**SHORT PROBLEM:** Transcribe the records below exactly as they appear, omitting any pictures.

^^^^^^^^^^^^^^^^

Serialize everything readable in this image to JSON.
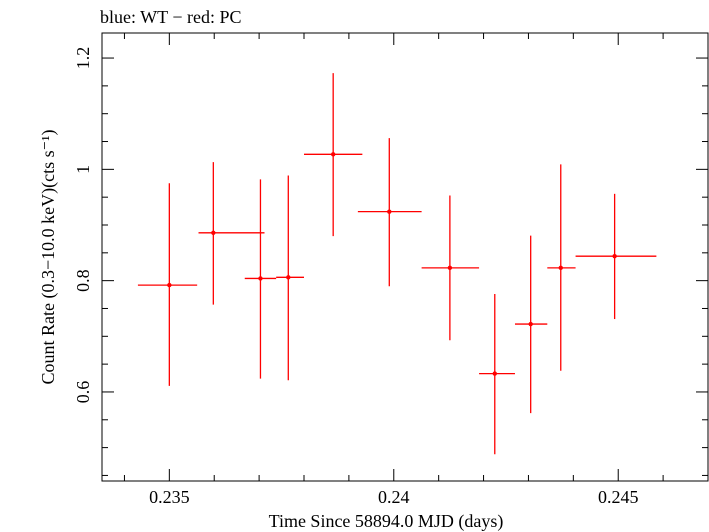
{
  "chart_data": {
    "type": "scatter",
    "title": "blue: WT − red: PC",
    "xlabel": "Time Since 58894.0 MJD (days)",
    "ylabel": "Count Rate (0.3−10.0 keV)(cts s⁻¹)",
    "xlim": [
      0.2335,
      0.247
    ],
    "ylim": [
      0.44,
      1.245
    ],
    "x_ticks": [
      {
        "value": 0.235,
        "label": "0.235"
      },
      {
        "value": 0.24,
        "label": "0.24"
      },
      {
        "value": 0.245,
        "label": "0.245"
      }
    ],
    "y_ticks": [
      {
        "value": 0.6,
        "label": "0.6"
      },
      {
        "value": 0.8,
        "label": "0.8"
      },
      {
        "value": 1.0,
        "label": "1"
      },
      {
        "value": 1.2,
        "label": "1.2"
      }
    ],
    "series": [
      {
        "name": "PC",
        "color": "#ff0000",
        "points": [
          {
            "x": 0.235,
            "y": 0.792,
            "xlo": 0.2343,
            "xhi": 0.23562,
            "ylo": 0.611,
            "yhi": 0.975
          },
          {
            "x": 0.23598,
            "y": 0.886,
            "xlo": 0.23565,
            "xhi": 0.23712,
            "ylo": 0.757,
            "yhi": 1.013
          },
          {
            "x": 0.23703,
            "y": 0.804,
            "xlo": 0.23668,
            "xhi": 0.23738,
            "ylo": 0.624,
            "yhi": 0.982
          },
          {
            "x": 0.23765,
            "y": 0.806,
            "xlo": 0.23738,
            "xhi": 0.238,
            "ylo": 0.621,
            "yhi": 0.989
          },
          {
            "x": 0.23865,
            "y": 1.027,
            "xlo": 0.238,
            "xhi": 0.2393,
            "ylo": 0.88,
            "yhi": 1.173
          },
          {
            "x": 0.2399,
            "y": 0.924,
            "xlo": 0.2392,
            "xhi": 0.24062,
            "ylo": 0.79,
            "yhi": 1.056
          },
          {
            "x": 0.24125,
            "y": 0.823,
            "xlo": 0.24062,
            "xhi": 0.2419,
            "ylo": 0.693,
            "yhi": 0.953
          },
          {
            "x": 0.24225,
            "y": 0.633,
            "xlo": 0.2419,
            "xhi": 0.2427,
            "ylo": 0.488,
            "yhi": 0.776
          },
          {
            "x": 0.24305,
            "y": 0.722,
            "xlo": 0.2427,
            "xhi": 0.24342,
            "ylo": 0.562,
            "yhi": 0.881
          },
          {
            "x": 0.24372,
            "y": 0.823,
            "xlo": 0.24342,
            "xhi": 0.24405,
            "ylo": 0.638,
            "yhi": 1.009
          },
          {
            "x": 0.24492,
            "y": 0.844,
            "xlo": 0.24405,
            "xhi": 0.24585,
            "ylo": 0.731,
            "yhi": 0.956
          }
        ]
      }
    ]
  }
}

^^^^^^^^^^^^^^^^

**EXERCISE SOLUTION:**
Serialize everything readable in this image to JSON.
{
  "chart_data": {
    "type": "scatter",
    "title": "blue: WT − red: PC",
    "xlabel": "Time Since 58894.0 MJD (days)",
    "ylabel": "Count Rate (0.3−10.0 keV)(cts s⁻¹)",
    "xlim": [
      0.2335,
      0.247
    ],
    "ylim": [
      0.44,
      1.245
    ],
    "x_ticks": [
      {
        "value": 0.235,
        "label": "0.235"
      },
      {
        "value": 0.24,
        "label": "0.24"
      },
      {
        "value": 0.245,
        "label": "0.245"
      }
    ],
    "y_ticks": [
      {
        "value": 0.6,
        "label": "0.6"
      },
      {
        "value": 0.8,
        "label": "0.8"
      },
      {
        "value": 1.0,
        "label": "1"
      },
      {
        "value": 1.2,
        "label": "1.2"
      }
    ],
    "series": [
      {
        "name": "PC",
        "color": "#ff0000",
        "points": [
          {
            "x": 0.235,
            "y": 0.792,
            "xlo": 0.2343,
            "xhi": 0.23562,
            "ylo": 0.611,
            "yhi": 0.975
          },
          {
            "x": 0.23598,
            "y": 0.886,
            "xlo": 0.23565,
            "xhi": 0.23712,
            "ylo": 0.757,
            "yhi": 1.013
          },
          {
            "x": 0.23703,
            "y": 0.804,
            "xlo": 0.23668,
            "xhi": 0.23738,
            "ylo": 0.624,
            "yhi": 0.982
          },
          {
            "x": 0.23765,
            "y": 0.806,
            "xlo": 0.23738,
            "xhi": 0.238,
            "ylo": 0.621,
            "yhi": 0.989
          },
          {
            "x": 0.23865,
            "y": 1.027,
            "xlo": 0.238,
            "xhi": 0.2393,
            "ylo": 0.88,
            "yhi": 1.173
          },
          {
            "x": 0.2399,
            "y": 0.924,
            "xlo": 0.2392,
            "xhi": 0.24062,
            "ylo": 0.79,
            "yhi": 1.056
          },
          {
            "x": 0.24125,
            "y": 0.823,
            "xlo": 0.24062,
            "xhi": 0.2419,
            "ylo": 0.693,
            "yhi": 0.953
          },
          {
            "x": 0.24225,
            "y": 0.633,
            "xlo": 0.2419,
            "xhi": 0.2427,
            "ylo": 0.488,
            "yhi": 0.776
          },
          {
            "x": 0.24305,
            "y": 0.722,
            "xlo": 0.2427,
            "xhi": 0.24342,
            "ylo": 0.562,
            "yhi": 0.881
          },
          {
            "x": 0.24372,
            "y": 0.823,
            "xlo": 0.24342,
            "xhi": 0.24405,
            "ylo": 0.638,
            "yhi": 1.009
          },
          {
            "x": 0.24492,
            "y": 0.844,
            "xlo": 0.24405,
            "xhi": 0.24585,
            "ylo": 0.731,
            "yhi": 0.956
          }
        ]
      }
    ]
  }
}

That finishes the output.